◆ **Description of the task**:
Find each line with "name" and copy it.

◆ **Listed entries**:
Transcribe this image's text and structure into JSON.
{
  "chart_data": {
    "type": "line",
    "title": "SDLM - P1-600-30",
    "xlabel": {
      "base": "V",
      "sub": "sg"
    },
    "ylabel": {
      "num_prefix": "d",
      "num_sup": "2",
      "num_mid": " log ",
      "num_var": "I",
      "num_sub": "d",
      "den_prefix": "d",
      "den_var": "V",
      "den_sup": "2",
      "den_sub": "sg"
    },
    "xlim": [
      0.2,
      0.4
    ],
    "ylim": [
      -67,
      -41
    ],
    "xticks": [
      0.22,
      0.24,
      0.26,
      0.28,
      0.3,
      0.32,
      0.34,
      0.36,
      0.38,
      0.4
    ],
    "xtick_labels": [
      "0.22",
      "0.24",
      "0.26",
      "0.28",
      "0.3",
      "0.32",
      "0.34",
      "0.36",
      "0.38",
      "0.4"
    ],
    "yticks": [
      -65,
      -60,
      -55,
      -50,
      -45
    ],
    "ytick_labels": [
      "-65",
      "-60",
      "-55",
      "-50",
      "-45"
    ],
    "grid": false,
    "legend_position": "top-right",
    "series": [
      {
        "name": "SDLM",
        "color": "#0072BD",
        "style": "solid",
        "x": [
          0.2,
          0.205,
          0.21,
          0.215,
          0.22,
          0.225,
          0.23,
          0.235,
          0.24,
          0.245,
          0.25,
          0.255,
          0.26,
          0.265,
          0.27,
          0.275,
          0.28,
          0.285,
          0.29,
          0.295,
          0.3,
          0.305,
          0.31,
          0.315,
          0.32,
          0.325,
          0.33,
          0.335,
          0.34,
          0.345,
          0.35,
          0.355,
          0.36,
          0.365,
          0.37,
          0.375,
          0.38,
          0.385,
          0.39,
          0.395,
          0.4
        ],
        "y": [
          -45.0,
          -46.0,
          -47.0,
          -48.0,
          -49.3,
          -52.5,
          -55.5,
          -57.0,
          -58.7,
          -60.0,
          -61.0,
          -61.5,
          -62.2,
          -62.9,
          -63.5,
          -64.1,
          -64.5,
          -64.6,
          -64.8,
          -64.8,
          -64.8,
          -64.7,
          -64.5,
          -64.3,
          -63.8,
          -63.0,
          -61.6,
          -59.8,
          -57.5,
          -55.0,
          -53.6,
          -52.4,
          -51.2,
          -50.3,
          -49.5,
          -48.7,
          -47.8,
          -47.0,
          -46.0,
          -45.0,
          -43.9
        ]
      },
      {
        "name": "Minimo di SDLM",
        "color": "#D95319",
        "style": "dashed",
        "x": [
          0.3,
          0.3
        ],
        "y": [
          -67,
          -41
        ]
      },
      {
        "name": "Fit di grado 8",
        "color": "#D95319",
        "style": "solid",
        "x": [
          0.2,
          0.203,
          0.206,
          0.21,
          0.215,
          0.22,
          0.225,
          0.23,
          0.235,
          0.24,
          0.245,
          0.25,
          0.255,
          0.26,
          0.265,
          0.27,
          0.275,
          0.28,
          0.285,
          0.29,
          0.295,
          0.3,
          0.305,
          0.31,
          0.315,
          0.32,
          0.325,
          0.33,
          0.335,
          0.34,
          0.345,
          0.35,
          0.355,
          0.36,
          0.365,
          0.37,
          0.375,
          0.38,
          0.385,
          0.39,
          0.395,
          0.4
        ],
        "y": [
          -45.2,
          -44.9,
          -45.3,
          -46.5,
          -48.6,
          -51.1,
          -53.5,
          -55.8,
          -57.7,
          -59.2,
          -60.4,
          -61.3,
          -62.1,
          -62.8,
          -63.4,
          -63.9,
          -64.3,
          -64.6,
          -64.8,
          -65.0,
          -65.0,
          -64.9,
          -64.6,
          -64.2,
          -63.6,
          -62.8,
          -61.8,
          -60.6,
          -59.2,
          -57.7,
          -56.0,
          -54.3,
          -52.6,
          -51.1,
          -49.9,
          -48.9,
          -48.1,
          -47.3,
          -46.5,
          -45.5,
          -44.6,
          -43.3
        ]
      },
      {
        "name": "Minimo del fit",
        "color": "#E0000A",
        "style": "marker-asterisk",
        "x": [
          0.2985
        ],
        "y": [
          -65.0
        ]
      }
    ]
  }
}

◆ **Worked solution**:
        "name": "SDLM",
        "name": "Minimo di SDLM",
        "name": "Fit di grado 8",
        "name": "Minimo del fit",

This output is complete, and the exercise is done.